→ **DIRECTIVE**
Switch "second embodiment" to "alternative embodiment" in the part of the material that opens with its first line and closes with the line containing "The upper surface concentric circle structure 100'". Give back only those lines, with everything else left as it is.

→ **THE DATA**
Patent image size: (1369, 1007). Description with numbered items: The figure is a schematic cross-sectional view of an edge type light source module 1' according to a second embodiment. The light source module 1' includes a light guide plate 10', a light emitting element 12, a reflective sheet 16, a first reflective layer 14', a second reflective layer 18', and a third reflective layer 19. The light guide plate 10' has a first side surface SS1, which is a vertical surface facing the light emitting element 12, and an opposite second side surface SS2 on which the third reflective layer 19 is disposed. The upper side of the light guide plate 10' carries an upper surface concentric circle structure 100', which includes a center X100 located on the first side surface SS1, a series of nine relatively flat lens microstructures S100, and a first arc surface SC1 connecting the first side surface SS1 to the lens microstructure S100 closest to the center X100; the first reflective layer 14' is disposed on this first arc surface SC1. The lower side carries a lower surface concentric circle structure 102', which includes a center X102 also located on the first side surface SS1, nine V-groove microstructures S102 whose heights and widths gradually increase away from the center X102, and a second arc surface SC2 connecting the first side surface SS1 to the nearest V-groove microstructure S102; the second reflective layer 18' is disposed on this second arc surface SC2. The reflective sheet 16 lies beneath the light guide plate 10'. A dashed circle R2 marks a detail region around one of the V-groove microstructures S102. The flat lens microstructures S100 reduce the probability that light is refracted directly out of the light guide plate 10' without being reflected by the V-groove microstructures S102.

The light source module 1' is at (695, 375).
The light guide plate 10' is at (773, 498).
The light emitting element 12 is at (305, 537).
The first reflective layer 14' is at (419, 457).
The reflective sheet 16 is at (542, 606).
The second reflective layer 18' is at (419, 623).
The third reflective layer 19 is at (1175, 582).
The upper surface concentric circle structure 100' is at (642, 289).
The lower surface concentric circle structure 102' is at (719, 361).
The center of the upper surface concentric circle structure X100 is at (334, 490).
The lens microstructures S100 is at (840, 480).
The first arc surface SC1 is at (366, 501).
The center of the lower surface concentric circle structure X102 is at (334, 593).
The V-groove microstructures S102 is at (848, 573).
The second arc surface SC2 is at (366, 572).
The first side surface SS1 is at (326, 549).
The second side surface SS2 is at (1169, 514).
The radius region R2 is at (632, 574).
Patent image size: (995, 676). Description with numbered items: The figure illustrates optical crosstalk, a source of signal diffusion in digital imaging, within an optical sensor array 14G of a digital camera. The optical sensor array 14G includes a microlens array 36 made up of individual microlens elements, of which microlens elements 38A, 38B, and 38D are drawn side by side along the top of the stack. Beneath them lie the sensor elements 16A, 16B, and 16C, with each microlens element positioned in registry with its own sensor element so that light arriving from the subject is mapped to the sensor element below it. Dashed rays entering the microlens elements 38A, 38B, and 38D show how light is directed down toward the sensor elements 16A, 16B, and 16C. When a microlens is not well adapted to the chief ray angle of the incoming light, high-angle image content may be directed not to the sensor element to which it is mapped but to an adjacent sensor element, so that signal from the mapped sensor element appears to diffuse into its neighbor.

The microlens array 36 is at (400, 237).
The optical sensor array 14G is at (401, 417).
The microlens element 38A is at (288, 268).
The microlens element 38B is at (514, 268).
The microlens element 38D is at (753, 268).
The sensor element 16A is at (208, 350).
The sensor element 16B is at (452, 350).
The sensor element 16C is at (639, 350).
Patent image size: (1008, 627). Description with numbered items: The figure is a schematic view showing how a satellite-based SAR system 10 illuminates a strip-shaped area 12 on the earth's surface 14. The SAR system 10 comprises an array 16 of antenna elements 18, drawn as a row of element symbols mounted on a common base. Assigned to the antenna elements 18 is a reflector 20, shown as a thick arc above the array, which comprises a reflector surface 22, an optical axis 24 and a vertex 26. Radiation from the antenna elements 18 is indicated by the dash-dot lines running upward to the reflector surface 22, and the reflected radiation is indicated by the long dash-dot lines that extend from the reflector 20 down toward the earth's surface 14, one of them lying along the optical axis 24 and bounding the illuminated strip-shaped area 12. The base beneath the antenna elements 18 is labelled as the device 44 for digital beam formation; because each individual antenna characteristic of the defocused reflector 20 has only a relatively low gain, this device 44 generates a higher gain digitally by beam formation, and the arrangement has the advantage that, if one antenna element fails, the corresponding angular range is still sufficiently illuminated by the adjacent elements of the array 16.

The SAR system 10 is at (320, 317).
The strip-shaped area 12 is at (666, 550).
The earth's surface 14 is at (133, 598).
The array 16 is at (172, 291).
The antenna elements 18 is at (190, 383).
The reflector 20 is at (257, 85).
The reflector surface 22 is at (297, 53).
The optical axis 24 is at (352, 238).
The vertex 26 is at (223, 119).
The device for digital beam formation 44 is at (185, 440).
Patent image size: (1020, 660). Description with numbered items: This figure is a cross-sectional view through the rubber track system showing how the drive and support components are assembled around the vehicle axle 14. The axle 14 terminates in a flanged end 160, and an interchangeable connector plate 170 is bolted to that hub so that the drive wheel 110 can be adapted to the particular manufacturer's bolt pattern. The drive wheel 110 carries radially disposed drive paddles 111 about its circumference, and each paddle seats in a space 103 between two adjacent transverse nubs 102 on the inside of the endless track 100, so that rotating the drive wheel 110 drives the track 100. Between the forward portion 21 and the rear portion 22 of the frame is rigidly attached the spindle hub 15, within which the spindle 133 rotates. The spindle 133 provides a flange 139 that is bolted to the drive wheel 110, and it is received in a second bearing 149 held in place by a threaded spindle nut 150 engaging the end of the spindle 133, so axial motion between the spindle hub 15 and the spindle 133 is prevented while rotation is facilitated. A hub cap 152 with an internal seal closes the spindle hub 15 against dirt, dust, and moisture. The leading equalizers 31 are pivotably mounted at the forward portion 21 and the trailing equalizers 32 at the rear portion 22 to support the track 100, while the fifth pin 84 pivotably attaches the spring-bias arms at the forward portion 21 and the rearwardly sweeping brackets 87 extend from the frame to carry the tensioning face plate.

→ **IN RESPONSE**
Patent image size: (1369, 1007). Description with numbered items: The figure is a schematic cross-sectional view of an edge type light source module 1' according to a alternative embodiment. The light source module 1' includes a light guide plate 10', a light emitting element 12, a reflective sheet 16, a first reflective layer 14', a second reflective layer 18', and a third reflective layer 19. The light guide plate 10' has a first side surface SS1, which is a vertical surface facing the light emitting element 12, and an opposite second side surface SS2 on which the third reflective layer 19 is disposed. The upper side of the light guide plate 10' carries an upper surface concentric circle structure 100', which includes a center X100 located on the first side surface SS1, a series of nine relatively flat lens microstructures S100, and a first arc surface SC1 connecting the first side surface SS1 to the lens microstructure S100 closest to the center X100; the first reflective layer 14' is disposed on this first arc surface SC1. The lower side carries a lower surface concentric circle structure 102', which includes a center X102 also located on the first side surface SS1, nine V-groove microstructures S102 whose heights and widths gradually increase away from the center X102, and a second arc surface SC2 connecting the first side surface SS1 to the nearest V-groove microstructure S102; the second reflective layer 18' is disposed on this second arc surface SC2. The reflective sheet 16 lies beneath the light guide plate 10'. A dashed circle R2 marks a detail region around one of the V-groove microstructures S102. The flat lens microstructures S100 reduce the probability that light is refracted directly out of the light guide plate 10' without being reflected by the V-groove microstructures S102.

The light source module 1' is at (695, 375).
The light guide plate 10' is at (773, 498).
The light emitting element 12 is at (305, 537).
The first reflective layer 14' is at (419, 457).
The reflective sheet 16 is at (542, 606).
The second reflective layer 18' is at (419, 623).
The third reflective layer 19 is at (1175, 582).
The upper surface concentric circle structure 100' is at (642, 289).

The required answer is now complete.